> _Supplied data_
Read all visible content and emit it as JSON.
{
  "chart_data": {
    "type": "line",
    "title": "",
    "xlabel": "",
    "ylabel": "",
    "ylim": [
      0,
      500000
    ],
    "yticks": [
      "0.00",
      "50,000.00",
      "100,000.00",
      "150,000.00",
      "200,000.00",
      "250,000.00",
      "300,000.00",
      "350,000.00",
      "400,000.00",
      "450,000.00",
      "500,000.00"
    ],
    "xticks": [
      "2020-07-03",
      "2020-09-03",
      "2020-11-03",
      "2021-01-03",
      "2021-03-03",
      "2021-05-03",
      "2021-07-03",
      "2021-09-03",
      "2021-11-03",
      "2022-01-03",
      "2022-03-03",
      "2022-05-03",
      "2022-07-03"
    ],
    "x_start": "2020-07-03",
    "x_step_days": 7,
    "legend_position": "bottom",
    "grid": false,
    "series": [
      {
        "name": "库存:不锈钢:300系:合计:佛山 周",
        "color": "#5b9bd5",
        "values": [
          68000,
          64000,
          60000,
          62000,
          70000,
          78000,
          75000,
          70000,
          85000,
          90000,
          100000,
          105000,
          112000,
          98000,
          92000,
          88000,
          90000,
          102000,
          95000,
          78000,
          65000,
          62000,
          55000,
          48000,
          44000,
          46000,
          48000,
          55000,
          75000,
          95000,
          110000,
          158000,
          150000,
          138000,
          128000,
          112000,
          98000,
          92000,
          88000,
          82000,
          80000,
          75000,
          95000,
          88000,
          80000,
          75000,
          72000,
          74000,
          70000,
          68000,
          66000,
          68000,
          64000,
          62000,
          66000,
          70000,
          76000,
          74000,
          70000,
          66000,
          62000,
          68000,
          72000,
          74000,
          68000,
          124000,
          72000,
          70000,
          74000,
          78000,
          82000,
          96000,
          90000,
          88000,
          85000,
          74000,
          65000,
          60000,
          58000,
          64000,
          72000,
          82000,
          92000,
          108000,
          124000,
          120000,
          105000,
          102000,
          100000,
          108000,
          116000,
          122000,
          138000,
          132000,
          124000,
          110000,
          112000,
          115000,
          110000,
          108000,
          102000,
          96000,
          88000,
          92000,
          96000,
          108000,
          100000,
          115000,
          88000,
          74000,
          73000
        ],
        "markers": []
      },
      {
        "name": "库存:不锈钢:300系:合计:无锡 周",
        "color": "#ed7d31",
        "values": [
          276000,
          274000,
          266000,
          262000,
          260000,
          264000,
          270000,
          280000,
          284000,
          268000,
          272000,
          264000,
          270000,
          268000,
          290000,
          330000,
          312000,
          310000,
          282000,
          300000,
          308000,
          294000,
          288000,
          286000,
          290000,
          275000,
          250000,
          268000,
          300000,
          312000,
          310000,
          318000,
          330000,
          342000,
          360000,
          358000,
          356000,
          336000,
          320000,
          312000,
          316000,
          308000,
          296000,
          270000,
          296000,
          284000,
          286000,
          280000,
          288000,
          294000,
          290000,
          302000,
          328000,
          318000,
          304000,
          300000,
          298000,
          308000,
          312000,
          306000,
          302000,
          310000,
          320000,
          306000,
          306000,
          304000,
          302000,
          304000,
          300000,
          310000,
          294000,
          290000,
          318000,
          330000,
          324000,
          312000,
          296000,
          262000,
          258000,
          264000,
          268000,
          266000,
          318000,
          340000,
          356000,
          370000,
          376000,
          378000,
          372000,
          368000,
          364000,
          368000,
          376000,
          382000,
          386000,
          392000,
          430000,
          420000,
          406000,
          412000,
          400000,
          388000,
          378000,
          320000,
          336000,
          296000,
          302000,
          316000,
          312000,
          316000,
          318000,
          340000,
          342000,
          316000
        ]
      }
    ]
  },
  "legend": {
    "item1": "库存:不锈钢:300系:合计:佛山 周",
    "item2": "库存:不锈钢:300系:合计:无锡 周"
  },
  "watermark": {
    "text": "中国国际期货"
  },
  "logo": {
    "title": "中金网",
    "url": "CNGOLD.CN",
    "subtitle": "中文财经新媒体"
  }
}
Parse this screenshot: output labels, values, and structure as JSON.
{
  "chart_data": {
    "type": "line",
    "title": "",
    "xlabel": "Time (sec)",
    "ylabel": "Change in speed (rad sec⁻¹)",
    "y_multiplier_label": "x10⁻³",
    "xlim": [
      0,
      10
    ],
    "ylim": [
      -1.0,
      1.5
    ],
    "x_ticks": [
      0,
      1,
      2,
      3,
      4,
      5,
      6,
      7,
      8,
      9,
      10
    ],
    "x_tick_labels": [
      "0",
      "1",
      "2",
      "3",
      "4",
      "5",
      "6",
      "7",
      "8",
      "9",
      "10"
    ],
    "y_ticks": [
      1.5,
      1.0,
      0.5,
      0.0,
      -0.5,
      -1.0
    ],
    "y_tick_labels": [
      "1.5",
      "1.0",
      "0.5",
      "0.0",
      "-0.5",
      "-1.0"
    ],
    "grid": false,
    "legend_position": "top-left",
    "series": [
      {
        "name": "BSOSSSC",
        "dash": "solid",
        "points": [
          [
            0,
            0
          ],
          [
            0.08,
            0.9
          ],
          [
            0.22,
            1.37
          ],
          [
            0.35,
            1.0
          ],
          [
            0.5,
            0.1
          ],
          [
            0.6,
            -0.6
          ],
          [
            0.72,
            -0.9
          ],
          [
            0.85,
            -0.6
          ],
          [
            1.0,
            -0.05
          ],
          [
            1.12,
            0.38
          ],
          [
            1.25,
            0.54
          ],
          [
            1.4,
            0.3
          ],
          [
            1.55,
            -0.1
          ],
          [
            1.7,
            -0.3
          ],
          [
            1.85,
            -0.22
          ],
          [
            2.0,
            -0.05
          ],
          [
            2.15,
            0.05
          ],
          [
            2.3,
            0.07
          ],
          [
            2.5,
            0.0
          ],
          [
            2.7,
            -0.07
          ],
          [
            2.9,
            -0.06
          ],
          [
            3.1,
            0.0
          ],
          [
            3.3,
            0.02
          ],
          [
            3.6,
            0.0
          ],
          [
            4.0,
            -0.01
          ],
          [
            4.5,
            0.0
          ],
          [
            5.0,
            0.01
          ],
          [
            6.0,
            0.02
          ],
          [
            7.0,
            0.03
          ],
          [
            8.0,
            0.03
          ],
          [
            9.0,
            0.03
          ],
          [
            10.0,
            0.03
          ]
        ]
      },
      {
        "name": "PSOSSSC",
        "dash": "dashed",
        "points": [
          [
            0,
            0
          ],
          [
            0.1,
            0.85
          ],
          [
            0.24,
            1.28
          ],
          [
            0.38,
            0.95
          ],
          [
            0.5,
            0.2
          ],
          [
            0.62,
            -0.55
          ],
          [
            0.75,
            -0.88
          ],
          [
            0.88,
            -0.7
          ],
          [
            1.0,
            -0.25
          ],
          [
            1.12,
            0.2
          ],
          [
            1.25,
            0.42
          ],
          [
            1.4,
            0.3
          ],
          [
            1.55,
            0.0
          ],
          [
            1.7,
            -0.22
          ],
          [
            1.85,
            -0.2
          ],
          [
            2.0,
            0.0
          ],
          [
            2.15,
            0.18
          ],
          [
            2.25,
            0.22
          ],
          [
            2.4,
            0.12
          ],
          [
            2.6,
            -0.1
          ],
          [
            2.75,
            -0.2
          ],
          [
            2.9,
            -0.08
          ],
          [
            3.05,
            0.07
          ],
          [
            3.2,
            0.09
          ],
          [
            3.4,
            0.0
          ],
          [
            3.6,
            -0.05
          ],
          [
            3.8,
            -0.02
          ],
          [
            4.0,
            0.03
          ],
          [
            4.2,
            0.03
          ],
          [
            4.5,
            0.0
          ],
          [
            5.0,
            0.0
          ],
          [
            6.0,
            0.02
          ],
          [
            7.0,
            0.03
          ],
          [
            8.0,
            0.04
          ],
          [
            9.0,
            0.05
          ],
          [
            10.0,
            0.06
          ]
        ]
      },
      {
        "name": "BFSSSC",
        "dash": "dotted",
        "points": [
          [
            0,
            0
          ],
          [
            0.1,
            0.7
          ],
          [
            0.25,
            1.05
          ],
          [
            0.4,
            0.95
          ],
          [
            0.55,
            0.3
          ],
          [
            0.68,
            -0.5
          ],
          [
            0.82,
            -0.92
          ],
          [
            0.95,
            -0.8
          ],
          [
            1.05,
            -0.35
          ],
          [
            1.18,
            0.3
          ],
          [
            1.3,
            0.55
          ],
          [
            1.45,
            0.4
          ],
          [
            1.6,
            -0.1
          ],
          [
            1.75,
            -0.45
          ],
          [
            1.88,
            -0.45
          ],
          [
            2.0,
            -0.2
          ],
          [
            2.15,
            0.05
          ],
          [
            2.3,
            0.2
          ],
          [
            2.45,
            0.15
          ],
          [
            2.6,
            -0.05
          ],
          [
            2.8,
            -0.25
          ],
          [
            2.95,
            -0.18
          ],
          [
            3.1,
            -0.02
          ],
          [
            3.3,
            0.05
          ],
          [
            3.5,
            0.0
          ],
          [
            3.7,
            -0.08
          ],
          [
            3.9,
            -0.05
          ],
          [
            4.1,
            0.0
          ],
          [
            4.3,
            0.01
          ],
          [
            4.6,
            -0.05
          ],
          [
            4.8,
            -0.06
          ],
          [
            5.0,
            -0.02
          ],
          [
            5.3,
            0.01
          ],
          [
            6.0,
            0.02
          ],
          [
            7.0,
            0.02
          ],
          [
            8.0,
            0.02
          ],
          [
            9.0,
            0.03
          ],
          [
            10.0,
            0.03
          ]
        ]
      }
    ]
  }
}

> _Challenge_
What is the number of lines in these records that contain "JSON"? Reply with the number only.

> _Solution to this exercise_
2